**PROBLEM REQUIREMENTS**
Write out all of the lines below, exactly and completely.

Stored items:
○ ○ ○

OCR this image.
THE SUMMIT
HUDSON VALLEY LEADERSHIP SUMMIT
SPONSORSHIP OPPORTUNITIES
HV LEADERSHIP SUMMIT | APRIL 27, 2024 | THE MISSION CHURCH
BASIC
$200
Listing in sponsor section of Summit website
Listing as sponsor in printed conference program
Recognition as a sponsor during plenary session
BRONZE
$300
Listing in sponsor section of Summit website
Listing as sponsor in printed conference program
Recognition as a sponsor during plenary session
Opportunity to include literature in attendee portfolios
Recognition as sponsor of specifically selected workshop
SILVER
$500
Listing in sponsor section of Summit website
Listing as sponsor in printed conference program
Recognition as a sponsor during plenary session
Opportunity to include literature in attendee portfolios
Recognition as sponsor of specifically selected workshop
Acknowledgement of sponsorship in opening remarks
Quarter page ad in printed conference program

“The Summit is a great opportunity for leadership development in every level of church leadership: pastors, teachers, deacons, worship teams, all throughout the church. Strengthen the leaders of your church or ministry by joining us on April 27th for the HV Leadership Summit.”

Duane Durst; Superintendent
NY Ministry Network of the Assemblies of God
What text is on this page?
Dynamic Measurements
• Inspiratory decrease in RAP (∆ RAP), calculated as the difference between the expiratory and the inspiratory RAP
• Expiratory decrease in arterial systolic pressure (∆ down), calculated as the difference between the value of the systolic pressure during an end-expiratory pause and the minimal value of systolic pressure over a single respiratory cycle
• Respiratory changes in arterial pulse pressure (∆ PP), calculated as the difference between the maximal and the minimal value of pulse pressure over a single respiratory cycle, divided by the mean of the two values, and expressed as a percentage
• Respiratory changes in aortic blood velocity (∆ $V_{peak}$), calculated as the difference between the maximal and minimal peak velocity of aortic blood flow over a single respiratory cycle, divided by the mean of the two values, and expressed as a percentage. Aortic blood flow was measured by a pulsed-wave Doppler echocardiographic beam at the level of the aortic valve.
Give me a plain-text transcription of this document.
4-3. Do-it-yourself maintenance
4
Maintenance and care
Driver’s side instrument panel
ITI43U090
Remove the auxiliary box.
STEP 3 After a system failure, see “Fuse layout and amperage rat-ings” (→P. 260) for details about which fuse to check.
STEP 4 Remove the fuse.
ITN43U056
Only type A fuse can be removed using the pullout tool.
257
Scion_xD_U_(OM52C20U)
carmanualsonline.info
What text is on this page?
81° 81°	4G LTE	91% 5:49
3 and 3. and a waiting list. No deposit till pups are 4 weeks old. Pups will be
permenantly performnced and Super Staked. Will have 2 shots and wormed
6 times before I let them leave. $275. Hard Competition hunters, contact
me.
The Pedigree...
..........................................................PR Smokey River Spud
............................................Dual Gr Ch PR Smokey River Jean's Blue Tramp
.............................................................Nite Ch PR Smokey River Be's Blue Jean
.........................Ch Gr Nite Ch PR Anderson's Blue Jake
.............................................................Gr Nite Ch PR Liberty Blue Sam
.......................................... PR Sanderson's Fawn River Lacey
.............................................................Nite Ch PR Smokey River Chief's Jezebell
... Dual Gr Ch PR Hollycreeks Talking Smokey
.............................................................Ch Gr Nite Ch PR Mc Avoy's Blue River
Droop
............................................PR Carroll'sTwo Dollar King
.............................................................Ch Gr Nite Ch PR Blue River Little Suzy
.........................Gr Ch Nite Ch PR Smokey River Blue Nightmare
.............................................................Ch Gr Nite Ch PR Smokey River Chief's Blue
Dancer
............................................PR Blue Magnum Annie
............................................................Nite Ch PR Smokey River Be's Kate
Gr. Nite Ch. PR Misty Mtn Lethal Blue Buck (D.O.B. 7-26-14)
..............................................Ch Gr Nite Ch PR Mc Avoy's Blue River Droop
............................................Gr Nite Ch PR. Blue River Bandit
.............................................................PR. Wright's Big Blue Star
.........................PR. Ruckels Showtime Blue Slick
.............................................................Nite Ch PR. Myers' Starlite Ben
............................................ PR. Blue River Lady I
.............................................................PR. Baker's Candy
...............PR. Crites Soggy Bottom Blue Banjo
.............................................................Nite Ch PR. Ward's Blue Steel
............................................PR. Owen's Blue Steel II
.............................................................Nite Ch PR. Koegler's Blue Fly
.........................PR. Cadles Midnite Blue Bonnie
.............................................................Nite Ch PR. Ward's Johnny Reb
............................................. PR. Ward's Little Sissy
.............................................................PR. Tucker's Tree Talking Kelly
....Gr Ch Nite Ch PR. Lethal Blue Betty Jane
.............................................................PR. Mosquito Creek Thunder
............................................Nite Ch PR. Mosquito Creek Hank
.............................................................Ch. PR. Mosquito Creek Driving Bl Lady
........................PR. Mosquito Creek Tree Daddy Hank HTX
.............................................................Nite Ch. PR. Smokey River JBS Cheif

○ ○ ○

**RESULT OF THE TASK**
OCR this image.
THE SUMMIT
HUDSON VALLEY LEADERSHIP SUMMIT
SPONSORSHIP OPPORTUNITIES
HV LEADERSHIP SUMMIT | APRIL 27, 2024 | THE MISSION CHURCH
BASIC
$200
Listing in sponsor section of Summit website
Listing as sponsor in printed conference program
Recognition as a sponsor during plenary session
BRONZE
$300
Listing in sponsor section of Summit website
Listing as sponsor in printed conference program
Recognition as a sponsor during plenary session
Opportunity to include literature in attendee portfolios
Recognition as sponsor of specifically selected workshop
SILVER
$500
Listing in sponsor section of Summit website
Listing as sponsor in printed conference program
Recognition as a sponsor during plenary session
Opportunity to include literature in attendee portfolios
Recognition as sponsor of specifically selected workshop
Acknowledgement of sponsorship in opening remarks
Quarter page ad in printed conference program

“The Summit is a great opportunity for leadership development in every level of church leadership: pastors, teachers, deacons, worship teams, all throughout the church. Strengthen the leaders of your church or ministry by joining us on April 27th for the HV Leadership Summit.”

Duane Durst; Superintendent
NY Ministry Network of the Assemblies of God
What text is on this page?
Dynamic Measurements
• Inspiratory decrease in RAP (∆ RAP), calculated as the difference between the expiratory and the inspiratory RAP
• Expiratory decrease in arterial systolic pressure (∆ down), calculated as the difference between the value of the systolic pressure during an end-expiratory pause and the minimal value of systolic pressure over a single respiratory cycle
• Respiratory changes in arterial pulse pressure (∆ PP), calculated as the difference between the maximal and the minimal value of pulse pressure over a single respiratory cycle, divided by the mean of the two values, and expressed as a percentage
• Respiratory changes in aortic blood velocity (∆ $V_{peak}$), calculated as the difference between the maximal and minimal peak velocity of aortic blood flow over a single respiratory cycle, divided by the mean of the two values, and expressed as a percentage. Aortic blood flow was measured by a pulsed-wave Doppler echocardiographic beam at the level of the aortic valve.
Give me a plain-text transcription of this document.
4-3. Do-it-yourself maintenance
4
Maintenance and care
Driver’s side instrument panel
ITI43U090
Remove the auxiliary box.
STEP 3 After a system failure, see “Fuse layout and amperage rat-ings” (→P. 260) for details about which fuse to check.
STEP 4 Remove the fuse.
ITN43U056
Only type A fuse can be removed using the pullout tool.
257
Scion_xD_U_(OM52C20U)
carmanualsonline.info
What text is on this page?
81° 81°	4G LTE	91% 5:49
3 and 3. and a waiting list. No deposit till pups are 4 weeks old. Pups will be
permenantly performnced and Super Staked. Will have 2 shots and wormed
6 times before I let them leave. $275. Hard Competition hunters, contact
me.
The Pedigree...
..........................................................PR Smokey River Spud
............................................Dual Gr Ch PR Smokey River Jean's Blue Tramp
.............................................................Nite Ch PR Smokey River Be's Blue Jean
.........................Ch Gr Nite Ch PR Anderson's Blue Jake
.............................................................Gr Nite Ch PR Liberty Blue Sam
.......................................... PR Sanderson's Fawn River Lacey
.............................................................Nite Ch PR Smokey River Chief's Jezebell
... Dual Gr Ch PR Hollycreeks Talking Smokey
.............................................................Ch Gr Nite Ch PR Mc Avoy's Blue River
Droop
............................................PR Carroll'sTwo Dollar King
.............................................................Ch Gr Nite Ch PR Blue River Little Suzy
.........................Gr Ch Nite Ch PR Smokey River Blue Nightmare
.............................................................Ch Gr Nite Ch PR Smokey River Chief's Blue
Dancer
............................................PR Blue Magnum Annie
............................................................Nite Ch PR Smokey River Be's Kate
Gr. Nite Ch. PR Misty Mtn Lethal Blue Buck (D.O.B. 7-26-14)
..............................................Ch Gr Nite Ch PR Mc Avoy's Blue River Droop
............................................Gr Nite Ch PR. Blue River Bandit
.............................................................PR. Wright's Big Blue Star
.........................PR. Ruckels Showtime Blue Slick
.............................................................Nite Ch PR. Myers' Starlite Ben
............................................ PR. Blue River Lady I
.............................................................PR. Baker's Candy
...............PR. Crites Soggy Bottom Blue Banjo
.............................................................Nite Ch PR. Ward's Blue Steel
............................................PR. Owen's Blue Steel II
.............................................................Nite Ch PR. Koegler's Blue Fly
.........................PR. Cadles Midnite Blue Bonnie
.............................................................Nite Ch PR. Ward's Johnny Reb
............................................. PR. Ward's Little Sissy
.............................................................PR. Tucker's Tree Talking Kelly
....Gr Ch Nite Ch PR. Lethal Blue Betty Jane
.............................................................PR. Mosquito Creek Thunder
............................................Nite Ch PR. Mosquito Creek Hank
.............................................................Ch. PR. Mosquito Creek Driving Bl Lady
........................PR. Mosquito Creek Tree Daddy Hank HTX
.............................................................Nite Ch. PR. Smokey River JBS Cheif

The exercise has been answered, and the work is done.